### Exercise goal
Check the listing below line by line and report how many lines hold "title", with no other words.

### Extracted entries
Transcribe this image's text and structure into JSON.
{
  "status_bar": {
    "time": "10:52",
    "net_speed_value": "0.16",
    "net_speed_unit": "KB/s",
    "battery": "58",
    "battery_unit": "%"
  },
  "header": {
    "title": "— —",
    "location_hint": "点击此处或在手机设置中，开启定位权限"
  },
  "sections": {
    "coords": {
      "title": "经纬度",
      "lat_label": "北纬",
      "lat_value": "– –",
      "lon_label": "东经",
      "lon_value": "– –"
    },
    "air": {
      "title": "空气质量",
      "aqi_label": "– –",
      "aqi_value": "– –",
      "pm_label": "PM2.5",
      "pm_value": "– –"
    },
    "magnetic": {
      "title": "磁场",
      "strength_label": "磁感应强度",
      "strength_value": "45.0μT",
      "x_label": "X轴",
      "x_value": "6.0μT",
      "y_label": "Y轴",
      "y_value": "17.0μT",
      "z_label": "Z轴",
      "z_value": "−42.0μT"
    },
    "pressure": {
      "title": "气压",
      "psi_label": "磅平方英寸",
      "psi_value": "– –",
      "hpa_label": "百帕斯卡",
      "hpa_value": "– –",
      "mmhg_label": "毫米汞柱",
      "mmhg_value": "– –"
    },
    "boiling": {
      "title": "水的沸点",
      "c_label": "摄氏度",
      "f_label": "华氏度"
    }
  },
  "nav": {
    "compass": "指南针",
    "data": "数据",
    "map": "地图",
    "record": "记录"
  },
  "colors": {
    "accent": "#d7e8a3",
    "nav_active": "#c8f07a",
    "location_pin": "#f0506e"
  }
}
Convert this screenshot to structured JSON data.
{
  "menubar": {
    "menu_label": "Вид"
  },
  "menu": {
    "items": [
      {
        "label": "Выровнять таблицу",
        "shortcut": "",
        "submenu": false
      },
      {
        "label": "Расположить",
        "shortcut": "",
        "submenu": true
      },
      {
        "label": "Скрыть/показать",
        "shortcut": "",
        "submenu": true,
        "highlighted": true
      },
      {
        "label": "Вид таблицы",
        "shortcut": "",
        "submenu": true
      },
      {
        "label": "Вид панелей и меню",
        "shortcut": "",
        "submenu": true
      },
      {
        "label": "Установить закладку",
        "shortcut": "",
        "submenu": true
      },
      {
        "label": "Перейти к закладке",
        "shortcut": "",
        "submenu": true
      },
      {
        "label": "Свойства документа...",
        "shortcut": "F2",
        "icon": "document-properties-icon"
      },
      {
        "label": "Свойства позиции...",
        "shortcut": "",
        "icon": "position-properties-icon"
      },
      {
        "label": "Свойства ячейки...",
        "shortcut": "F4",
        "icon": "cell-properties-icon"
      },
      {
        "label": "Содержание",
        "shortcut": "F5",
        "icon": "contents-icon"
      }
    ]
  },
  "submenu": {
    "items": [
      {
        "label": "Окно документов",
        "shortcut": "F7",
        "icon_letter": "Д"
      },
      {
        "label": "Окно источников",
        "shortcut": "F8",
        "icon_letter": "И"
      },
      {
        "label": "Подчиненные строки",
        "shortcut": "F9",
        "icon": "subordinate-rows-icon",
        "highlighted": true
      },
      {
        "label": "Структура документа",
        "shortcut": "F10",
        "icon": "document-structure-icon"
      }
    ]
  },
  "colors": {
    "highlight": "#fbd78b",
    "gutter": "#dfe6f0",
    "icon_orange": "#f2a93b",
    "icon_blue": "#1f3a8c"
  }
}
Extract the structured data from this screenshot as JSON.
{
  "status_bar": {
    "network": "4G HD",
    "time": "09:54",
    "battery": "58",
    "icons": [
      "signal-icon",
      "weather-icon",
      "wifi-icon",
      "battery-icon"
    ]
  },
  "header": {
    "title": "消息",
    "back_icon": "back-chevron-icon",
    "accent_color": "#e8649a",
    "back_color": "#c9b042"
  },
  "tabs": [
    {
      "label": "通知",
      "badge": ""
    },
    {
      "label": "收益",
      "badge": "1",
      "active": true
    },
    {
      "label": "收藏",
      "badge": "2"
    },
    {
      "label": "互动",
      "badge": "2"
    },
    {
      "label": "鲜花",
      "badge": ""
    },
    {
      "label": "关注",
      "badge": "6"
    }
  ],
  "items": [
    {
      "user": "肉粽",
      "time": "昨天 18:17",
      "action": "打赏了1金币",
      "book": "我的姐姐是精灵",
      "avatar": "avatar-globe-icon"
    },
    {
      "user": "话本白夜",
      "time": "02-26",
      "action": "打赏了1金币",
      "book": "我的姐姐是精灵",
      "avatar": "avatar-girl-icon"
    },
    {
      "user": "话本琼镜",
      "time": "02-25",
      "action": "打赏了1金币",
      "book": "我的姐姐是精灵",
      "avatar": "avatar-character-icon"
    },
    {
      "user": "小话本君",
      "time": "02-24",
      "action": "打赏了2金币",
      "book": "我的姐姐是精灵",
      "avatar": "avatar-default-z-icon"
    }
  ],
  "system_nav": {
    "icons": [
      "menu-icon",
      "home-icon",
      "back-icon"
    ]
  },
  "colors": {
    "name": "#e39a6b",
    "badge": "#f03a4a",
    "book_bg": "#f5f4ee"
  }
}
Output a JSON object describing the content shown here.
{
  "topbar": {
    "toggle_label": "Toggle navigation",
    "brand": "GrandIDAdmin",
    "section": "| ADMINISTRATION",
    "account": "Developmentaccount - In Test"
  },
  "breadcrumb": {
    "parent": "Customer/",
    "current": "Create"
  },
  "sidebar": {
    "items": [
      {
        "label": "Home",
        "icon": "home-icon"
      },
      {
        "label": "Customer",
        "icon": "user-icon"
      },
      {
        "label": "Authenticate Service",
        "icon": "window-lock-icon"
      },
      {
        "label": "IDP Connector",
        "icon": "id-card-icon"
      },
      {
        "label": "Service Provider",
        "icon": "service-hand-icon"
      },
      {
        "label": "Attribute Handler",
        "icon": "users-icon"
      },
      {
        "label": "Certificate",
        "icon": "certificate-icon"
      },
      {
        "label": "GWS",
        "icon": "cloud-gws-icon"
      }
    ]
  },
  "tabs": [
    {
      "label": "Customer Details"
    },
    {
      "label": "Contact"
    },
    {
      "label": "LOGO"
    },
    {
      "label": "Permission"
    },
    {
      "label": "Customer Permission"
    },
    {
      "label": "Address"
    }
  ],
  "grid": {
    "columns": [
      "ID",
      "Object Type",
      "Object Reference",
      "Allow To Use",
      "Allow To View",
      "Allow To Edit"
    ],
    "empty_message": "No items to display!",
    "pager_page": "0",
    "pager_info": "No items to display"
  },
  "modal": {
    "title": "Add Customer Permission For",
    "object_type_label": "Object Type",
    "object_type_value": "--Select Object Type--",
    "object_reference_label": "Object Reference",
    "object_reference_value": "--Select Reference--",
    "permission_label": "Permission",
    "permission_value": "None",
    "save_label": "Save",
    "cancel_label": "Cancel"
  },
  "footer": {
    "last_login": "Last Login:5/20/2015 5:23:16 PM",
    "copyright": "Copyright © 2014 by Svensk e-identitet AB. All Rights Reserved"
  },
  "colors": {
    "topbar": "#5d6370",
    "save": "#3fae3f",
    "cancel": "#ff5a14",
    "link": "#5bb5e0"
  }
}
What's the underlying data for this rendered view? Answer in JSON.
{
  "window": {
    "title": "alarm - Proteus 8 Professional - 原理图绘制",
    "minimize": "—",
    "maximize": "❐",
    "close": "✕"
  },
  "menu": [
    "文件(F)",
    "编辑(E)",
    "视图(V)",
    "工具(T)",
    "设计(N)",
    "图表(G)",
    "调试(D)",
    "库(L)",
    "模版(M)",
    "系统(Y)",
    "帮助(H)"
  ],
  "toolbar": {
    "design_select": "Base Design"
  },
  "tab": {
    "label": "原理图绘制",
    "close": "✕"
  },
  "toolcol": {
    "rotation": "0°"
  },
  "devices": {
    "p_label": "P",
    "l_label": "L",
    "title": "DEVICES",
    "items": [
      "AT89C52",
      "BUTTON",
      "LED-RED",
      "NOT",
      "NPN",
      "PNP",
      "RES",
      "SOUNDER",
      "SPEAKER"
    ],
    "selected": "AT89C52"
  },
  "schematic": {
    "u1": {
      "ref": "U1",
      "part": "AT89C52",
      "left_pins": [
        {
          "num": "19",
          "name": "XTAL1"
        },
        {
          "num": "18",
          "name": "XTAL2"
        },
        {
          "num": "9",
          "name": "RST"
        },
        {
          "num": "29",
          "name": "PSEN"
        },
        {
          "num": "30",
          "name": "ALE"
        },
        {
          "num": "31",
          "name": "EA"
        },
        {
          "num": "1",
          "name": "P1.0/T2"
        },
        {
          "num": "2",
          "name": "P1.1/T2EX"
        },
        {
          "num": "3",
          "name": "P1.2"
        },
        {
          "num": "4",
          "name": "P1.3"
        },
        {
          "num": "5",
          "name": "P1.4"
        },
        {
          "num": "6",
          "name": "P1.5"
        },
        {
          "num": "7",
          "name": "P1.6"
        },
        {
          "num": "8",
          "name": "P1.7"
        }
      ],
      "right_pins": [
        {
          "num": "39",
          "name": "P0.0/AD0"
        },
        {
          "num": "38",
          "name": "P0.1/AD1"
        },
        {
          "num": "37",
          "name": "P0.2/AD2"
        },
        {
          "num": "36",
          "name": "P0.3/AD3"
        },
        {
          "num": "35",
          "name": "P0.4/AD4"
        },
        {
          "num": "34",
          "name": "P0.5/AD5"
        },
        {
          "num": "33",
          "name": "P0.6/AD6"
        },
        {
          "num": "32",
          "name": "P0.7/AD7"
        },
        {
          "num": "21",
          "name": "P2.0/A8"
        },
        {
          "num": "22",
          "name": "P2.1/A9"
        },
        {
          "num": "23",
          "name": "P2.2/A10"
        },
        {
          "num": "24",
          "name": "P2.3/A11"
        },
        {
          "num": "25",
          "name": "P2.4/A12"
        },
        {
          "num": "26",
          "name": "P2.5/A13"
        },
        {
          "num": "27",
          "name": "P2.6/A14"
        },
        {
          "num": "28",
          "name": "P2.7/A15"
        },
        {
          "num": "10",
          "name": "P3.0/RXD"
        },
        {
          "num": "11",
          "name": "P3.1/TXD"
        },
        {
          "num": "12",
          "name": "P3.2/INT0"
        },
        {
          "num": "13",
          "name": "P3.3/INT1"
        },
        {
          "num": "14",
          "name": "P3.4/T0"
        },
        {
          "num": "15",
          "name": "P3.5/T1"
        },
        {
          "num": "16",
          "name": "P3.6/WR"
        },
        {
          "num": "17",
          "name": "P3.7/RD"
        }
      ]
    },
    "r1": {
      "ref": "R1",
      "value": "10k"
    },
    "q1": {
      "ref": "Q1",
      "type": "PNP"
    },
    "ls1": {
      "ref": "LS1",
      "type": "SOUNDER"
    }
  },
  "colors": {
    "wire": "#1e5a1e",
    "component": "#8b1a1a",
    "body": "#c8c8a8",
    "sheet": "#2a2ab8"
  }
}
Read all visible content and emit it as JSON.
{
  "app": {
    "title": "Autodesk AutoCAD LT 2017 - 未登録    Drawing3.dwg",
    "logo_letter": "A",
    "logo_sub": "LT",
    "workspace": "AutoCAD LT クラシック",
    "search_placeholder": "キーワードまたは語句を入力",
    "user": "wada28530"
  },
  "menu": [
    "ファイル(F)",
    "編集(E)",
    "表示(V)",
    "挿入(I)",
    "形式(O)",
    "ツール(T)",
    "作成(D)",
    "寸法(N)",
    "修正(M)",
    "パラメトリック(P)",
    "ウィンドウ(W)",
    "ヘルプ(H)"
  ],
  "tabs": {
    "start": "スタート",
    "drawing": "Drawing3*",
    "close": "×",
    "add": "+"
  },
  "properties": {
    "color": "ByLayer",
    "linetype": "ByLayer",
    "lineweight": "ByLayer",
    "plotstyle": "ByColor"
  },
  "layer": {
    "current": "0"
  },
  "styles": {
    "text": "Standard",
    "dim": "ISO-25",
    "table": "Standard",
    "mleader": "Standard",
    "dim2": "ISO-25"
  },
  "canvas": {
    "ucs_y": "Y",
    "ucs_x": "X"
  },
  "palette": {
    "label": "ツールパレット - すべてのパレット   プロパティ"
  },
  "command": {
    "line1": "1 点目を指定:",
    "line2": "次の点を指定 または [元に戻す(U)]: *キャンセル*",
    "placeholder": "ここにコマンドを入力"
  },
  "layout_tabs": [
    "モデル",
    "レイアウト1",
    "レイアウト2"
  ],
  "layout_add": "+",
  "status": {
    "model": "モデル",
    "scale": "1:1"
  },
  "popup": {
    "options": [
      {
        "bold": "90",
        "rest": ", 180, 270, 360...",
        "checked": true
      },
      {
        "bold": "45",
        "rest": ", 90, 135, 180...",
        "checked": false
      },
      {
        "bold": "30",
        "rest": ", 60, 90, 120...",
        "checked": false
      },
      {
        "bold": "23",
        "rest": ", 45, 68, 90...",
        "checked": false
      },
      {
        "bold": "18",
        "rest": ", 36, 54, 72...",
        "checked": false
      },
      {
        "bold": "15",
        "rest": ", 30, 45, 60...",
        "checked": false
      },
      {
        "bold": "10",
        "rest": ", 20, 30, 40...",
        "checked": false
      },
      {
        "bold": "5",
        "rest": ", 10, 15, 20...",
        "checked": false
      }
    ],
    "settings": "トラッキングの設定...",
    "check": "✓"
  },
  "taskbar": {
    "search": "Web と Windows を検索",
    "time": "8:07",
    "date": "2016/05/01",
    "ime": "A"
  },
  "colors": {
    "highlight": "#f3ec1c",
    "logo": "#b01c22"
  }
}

### Output of the exercise
11